> [Exercise objective]:
Select every line below containing the word "error".

____________________

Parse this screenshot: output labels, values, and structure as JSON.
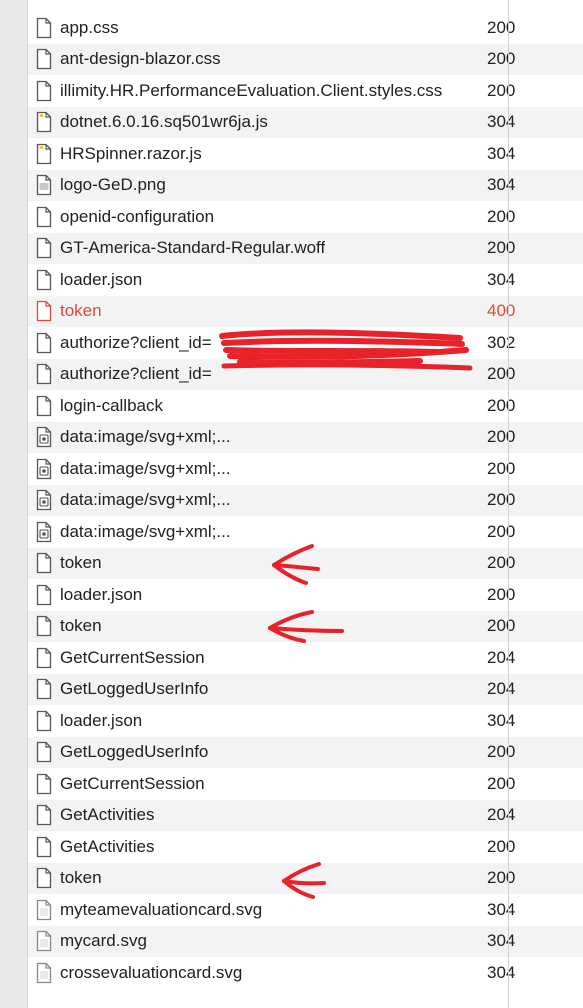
{
  "rows": [
    {
      "name": "app.css",
      "status": "200",
      "icon": "file-icon"
    },
    {
      "name": "ant-design-blazor.css",
      "status": "200",
      "icon": "file-icon"
    },
    {
      "name": "illimity.HR.PerformanceEvaluation.Client.styles.css",
      "status": "200",
      "icon": "file-icon"
    },
    {
      "name": "dotnet.6.0.16.sq501wr6ja.js",
      "status": "304",
      "icon": "script-file-icon"
    },
    {
      "name": "HRSpinner.razor.js",
      "status": "304",
      "icon": "script-file-icon"
    },
    {
      "name": "logo-GeD.png",
      "status": "304",
      "icon": "image-file-icon"
    },
    {
      "name": "openid-configuration",
      "status": "200",
      "icon": "file-icon"
    },
    {
      "name": "GT-America-Standard-Regular.woff",
      "status": "200",
      "icon": "file-icon"
    },
    {
      "name": "loader.json",
      "status": "304",
      "icon": "file-icon"
    },
    {
      "name": "token",
      "status": "400",
      "icon": "error-file-icon",
      "error": true
    },
    {
      "name": "authorize?client_id=",
      "status": "302",
      "icon": "file-icon"
    },
    {
      "name": "authorize?client_id=",
      "status": "200",
      "icon": "file-icon"
    },
    {
      "name": "login-callback",
      "status": "200",
      "icon": "file-icon"
    },
    {
      "name": "data:image/svg+xml;...",
      "status": "200",
      "icon": "svg-file-icon"
    },
    {
      "name": "data:image/svg+xml;...",
      "status": "200",
      "icon": "svg-file-icon"
    },
    {
      "name": "data:image/svg+xml;...",
      "status": "200",
      "icon": "svg-file-icon"
    },
    {
      "name": "data:image/svg+xml;...",
      "status": "200",
      "icon": "svg-file-icon"
    },
    {
      "name": "token",
      "status": "200",
      "icon": "file-icon"
    },
    {
      "name": "loader.json",
      "status": "200",
      "icon": "file-icon"
    },
    {
      "name": "token",
      "status": "200",
      "icon": "file-icon"
    },
    {
      "name": "GetCurrentSession",
      "status": "204",
      "icon": "file-icon"
    },
    {
      "name": "GetLoggedUserInfo",
      "status": "204",
      "icon": "file-icon"
    },
    {
      "name": "loader.json",
      "status": "304",
      "icon": "file-icon"
    },
    {
      "name": "GetLoggedUserInfo",
      "status": "200",
      "icon": "file-icon"
    },
    {
      "name": "GetCurrentSession",
      "status": "200",
      "icon": "file-icon"
    },
    {
      "name": "GetActivities",
      "status": "204",
      "icon": "file-icon"
    },
    {
      "name": "GetActivities",
      "status": "200",
      "icon": "file-icon"
    },
    {
      "name": "token",
      "status": "200",
      "icon": "file-icon"
    },
    {
      "name": "myteamevaluationcard.svg",
      "status": "304",
      "icon": "svg-image-icon"
    },
    {
      "name": "mycard.svg",
      "status": "304",
      "icon": "svg-image-icon"
    },
    {
      "name": "crossevaluationcard.svg",
      "status": "304",
      "icon": "svg-image-icon"
    }
  ],
  "colors": {
    "error": "#e0483e",
    "annotation": "#e8222a",
    "row_alt": "#f3f3f3"
  }
}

____________________

> [Solution]:
      "icon": "error-file-icon",
      "error": true
    "error": "#e0483e",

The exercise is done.